[INSTRUCTIONS TO FOLLOW]:
Reproduce the items verbatim, from the first line through the line containing "cancel-button[interactable]: Cancel <box>831".

* BEGIN *

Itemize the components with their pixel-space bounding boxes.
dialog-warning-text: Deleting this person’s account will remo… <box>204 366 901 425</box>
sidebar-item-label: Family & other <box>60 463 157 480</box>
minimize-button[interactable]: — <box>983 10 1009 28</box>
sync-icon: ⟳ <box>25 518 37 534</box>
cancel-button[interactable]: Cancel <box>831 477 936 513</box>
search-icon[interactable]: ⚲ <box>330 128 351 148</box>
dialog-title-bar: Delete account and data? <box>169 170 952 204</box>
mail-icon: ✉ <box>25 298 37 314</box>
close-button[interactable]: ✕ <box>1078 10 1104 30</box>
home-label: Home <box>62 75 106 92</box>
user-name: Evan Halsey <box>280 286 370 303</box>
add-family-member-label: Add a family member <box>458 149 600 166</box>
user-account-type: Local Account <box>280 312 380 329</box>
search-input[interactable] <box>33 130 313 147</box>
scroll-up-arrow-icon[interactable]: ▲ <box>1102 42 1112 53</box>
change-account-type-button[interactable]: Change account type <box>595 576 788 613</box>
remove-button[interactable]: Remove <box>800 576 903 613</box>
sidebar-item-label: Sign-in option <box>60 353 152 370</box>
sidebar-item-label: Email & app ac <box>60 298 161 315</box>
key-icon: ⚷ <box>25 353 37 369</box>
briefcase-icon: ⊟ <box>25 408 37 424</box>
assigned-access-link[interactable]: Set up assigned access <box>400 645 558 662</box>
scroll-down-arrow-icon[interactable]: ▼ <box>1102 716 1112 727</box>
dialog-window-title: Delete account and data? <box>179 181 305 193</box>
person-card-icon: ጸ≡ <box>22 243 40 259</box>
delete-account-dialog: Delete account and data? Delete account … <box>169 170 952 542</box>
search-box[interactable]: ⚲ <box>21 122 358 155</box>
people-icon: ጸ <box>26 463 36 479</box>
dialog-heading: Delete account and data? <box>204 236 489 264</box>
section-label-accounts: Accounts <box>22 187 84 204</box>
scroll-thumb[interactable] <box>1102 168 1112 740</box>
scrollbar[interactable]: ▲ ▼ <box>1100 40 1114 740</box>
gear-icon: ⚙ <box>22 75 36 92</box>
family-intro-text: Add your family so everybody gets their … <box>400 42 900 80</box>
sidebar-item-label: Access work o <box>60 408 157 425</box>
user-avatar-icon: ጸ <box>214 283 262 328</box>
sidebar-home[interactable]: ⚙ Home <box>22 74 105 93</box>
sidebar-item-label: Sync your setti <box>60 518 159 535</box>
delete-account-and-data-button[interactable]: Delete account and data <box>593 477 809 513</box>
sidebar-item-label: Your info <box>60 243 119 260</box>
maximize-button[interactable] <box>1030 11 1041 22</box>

* END *

[OUTPUT OF THE TASK]:
Itemize the components with their pixel-space bounding boxes.
dialog-warning-text: Deleting this person’s account will remo… <box>204 366 901 425</box>
sidebar-item-label: Family & other <box>60 463 157 480</box>
minimize-button[interactable]: — <box>983 10 1009 28</box>
sync-icon: ⟳ <box>25 518 37 534</box>
cancel-button[interactable]: Cancel <box>831 477 936 513</box>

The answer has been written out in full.